## STATED GOAL
Wherever the word "this" appears in the entries, copy the whole line.

## TASK INPUTS
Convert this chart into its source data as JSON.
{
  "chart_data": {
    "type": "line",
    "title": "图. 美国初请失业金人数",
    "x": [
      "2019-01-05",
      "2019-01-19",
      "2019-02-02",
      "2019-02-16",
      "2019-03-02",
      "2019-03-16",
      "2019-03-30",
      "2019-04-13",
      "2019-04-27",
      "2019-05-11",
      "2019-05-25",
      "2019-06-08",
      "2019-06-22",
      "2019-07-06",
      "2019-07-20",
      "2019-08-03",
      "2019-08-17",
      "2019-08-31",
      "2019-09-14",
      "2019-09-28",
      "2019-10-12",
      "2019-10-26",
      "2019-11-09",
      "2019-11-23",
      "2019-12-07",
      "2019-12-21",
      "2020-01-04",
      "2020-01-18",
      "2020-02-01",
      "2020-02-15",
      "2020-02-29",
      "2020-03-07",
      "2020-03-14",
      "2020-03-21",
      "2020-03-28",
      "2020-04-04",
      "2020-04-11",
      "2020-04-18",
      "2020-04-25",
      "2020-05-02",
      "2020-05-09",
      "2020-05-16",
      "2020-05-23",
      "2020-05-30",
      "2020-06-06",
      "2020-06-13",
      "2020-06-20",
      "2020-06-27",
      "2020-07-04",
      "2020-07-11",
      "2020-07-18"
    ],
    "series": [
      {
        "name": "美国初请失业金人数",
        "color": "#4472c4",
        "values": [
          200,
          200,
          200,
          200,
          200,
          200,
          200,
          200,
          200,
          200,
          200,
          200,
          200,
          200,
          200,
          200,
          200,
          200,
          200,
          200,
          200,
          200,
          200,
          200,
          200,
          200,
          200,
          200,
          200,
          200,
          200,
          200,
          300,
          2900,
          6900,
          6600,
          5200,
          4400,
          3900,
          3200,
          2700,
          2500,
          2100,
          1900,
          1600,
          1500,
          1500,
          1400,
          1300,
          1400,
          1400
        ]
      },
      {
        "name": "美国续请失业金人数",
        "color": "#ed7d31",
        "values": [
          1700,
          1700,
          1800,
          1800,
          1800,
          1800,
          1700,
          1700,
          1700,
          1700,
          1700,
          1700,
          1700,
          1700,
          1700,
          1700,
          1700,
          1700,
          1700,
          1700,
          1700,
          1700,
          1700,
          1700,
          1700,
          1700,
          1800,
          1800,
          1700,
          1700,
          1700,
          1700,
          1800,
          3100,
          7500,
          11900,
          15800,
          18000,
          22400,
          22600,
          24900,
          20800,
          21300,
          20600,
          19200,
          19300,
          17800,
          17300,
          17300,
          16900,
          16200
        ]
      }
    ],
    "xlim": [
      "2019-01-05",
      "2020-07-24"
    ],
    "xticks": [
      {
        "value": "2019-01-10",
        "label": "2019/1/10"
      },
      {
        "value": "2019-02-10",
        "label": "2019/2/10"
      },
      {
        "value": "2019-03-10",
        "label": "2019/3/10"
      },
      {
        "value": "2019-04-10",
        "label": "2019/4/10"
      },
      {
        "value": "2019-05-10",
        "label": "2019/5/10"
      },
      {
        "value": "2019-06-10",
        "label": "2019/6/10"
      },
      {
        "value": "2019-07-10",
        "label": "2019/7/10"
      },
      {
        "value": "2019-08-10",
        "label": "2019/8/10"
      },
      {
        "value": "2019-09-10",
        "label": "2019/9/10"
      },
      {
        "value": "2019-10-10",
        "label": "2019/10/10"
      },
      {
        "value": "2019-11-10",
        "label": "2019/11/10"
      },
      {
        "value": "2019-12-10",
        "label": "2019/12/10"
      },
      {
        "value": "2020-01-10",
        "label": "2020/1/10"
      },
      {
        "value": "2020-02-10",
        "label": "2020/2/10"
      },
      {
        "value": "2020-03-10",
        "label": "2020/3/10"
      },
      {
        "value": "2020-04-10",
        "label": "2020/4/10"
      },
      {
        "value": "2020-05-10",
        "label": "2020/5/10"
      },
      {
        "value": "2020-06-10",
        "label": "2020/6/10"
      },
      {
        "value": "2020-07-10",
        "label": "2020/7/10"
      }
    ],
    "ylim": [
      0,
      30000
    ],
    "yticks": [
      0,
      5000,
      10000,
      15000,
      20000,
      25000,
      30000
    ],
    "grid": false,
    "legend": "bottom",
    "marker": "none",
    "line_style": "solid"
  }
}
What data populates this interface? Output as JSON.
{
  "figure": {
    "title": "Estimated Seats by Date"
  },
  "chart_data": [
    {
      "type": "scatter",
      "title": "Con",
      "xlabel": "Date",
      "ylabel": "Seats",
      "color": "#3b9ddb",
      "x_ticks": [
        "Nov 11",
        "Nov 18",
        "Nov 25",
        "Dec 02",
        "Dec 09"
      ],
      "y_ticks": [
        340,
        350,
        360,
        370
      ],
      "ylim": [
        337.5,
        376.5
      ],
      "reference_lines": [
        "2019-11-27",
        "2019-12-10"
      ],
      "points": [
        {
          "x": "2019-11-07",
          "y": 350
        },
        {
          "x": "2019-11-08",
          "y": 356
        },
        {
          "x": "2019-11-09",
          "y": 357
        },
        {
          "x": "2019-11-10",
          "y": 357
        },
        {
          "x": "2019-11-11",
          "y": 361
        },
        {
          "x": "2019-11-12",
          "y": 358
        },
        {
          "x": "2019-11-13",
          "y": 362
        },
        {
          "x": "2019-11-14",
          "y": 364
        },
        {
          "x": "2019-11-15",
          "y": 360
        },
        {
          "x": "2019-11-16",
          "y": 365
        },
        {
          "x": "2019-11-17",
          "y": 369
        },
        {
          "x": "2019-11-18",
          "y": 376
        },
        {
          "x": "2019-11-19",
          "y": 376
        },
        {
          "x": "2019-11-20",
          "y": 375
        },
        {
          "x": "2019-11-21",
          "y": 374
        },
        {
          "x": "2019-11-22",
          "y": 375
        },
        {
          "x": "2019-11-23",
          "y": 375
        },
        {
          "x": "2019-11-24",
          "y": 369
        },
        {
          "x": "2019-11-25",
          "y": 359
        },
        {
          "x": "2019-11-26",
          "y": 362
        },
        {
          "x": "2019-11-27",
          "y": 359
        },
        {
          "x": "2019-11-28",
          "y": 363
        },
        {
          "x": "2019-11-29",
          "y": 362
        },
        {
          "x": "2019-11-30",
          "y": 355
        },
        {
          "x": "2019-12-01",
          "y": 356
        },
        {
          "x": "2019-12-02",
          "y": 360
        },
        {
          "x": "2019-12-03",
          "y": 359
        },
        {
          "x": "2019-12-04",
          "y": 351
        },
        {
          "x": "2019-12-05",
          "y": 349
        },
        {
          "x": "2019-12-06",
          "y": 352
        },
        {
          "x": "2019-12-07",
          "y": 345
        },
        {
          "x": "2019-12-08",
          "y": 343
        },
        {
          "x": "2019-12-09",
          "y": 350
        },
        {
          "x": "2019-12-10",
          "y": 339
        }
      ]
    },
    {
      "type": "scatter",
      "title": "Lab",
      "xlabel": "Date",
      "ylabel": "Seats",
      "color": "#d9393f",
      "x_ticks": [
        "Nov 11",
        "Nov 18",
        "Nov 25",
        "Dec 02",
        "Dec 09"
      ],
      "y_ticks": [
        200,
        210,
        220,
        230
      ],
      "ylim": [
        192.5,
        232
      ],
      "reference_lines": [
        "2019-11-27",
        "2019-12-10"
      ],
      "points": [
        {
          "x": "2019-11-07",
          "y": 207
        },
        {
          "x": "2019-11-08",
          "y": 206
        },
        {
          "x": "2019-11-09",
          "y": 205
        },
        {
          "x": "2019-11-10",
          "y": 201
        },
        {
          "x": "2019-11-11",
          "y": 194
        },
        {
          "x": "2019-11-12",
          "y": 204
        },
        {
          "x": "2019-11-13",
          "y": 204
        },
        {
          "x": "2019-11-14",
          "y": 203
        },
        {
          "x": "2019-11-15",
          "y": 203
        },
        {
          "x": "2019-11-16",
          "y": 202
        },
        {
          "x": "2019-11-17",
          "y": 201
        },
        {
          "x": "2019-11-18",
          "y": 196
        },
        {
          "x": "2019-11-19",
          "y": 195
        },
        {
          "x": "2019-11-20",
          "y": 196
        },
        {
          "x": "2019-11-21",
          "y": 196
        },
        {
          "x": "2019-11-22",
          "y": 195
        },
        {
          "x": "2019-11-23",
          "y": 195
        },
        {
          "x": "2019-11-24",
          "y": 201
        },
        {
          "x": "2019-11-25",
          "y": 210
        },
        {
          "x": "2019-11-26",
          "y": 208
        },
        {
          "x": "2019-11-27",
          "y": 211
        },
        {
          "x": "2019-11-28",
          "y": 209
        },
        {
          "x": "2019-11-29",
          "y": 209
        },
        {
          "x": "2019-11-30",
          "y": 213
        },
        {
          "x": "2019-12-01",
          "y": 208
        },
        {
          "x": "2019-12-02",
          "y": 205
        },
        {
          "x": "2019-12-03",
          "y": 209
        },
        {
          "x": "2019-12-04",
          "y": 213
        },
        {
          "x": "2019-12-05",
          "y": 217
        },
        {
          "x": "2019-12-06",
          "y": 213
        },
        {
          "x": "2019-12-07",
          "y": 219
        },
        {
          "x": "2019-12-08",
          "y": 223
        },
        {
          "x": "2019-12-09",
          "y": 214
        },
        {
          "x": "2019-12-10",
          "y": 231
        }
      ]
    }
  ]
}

## TASK SOLUTION
Convert this chart into its source data as JSON.
What data populates this interface? Output as JSON.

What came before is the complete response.